Given data -

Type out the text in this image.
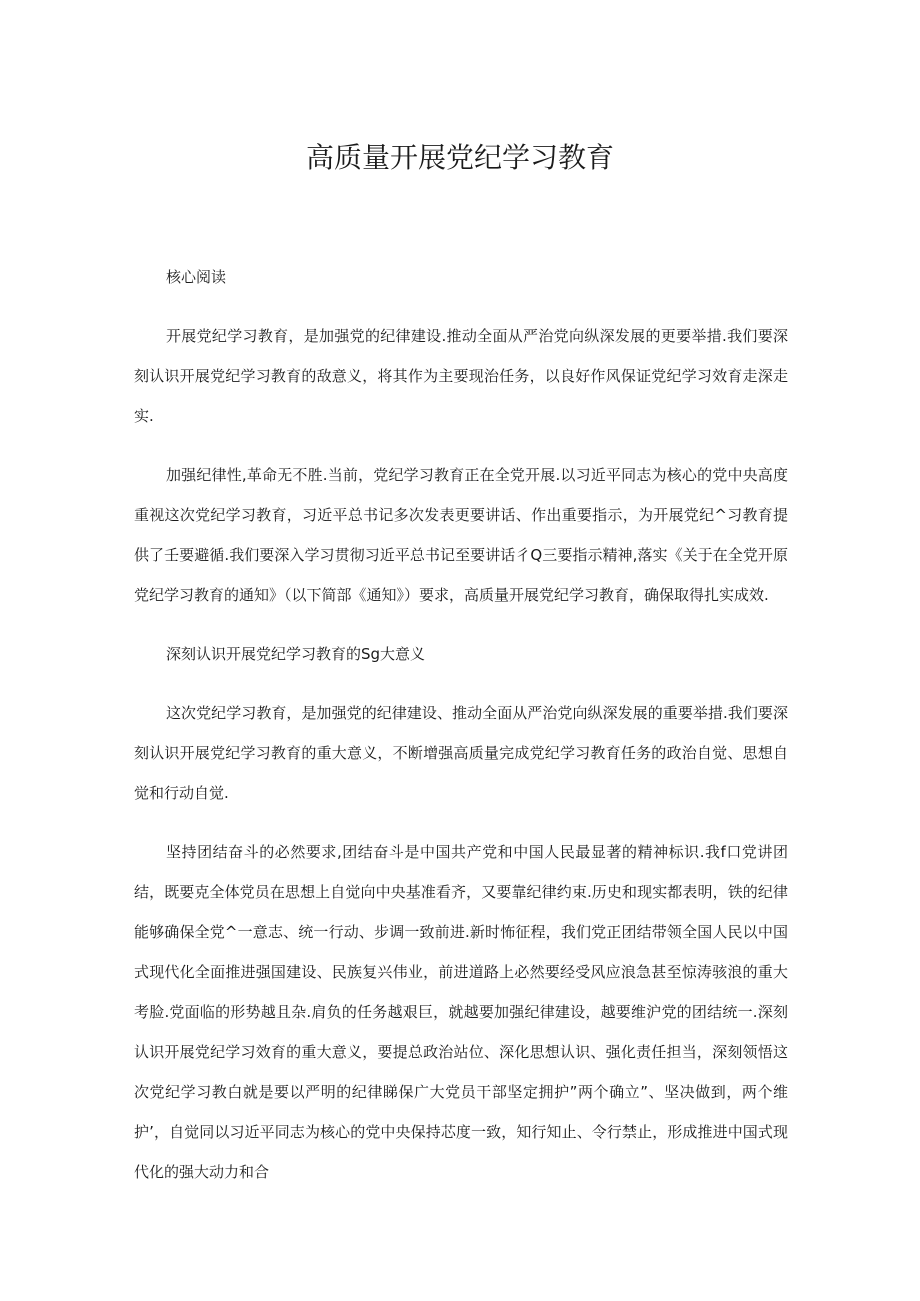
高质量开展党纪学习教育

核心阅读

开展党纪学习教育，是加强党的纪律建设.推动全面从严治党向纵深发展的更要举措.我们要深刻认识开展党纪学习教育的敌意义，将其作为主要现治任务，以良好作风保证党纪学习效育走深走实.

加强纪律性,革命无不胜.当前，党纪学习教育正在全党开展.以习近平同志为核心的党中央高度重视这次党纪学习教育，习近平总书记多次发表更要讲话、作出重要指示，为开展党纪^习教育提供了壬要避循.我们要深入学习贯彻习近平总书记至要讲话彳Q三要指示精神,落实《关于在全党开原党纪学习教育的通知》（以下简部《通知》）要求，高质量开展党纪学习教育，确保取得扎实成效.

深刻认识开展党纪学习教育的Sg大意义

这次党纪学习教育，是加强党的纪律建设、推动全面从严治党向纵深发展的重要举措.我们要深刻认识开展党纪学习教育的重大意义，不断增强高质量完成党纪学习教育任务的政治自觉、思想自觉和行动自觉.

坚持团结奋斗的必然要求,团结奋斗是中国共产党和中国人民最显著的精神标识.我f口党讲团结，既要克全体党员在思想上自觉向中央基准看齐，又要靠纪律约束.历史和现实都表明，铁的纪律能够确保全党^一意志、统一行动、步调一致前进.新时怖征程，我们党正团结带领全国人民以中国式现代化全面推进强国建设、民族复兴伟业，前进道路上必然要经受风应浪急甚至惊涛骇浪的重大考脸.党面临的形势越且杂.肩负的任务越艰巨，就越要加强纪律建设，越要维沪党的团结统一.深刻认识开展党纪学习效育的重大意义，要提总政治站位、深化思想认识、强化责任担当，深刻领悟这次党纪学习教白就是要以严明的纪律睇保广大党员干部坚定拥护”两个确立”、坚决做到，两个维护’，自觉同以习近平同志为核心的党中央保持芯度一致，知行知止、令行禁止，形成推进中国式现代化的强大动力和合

Problem details - Print each record exactly as it stands, leaving the images out.

Correct response -
Type out the text in this image.
高质量开展党纪学习教育

核心阅读

开展党纪学习教育，是加强党的纪律建设.推动全面从严治党向纵深发展的更要举措.我们要深刻认识开展党纪学习教育的敌意义，将其作为主要现治任务，以良好作风保证党纪学习效育走深走实.

加强纪律性,革命无不胜.当前，党纪学习教育正在全党开展.以习近平同志为核心的党中央高度重视这次党纪学习教育，习近平总书记多次发表更要讲话、作出重要指示，为开展党纪^习教育提供了壬要避循.我们要深入学习贯彻习近平总书记至要讲话彳Q三要指示精神,落实《关于在全党开原党纪学习教育的通知》（以下简部《通知》）要求，高质量开展党纪学习教育，确保取得扎实成效.

深刻认识开展党纪学习教育的Sg大意义

这次党纪学习教育，是加强党的纪律建设、推动全面从严治党向纵深发展的重要举措.我们要深刻认识开展党纪学习教育的重大意义，不断增强高质量完成党纪学习教育任务的政治自觉、思想自觉和行动自觉.

坚持团结奋斗的必然要求,团结奋斗是中国共产党和中国人民最显著的精神标识.我f口党讲团结，既要克全体党员在思想上自觉向中央基准看齐，又要靠纪律约束.历史和现实都表明，铁的纪律能够确保全党^一意志、统一行动、步调一致前进.新时怖征程，我们党正团结带领全国人民以中国式现代化全面推进强国建设、民族复兴伟业，前进道路上必然要经受风应浪急甚至惊涛骇浪的重大考脸.党面临的形势越且杂.肩负的任务越艰巨，就越要加强纪律建设，越要维沪党的团结统一.深刻认识开展党纪学习效育的重大意义，要提总政治站位、深化思想认识、强化责任担当，深刻领悟这次党纪学习教白就是要以严明的纪律睇保广大党员干部坚定拥护”两个确立”、坚决做到，两个维护’，自觉同以习近平同志为核心的党中央保持芯度一致，知行知止、令行禁止，形成推进中国式现代化的强大动力和合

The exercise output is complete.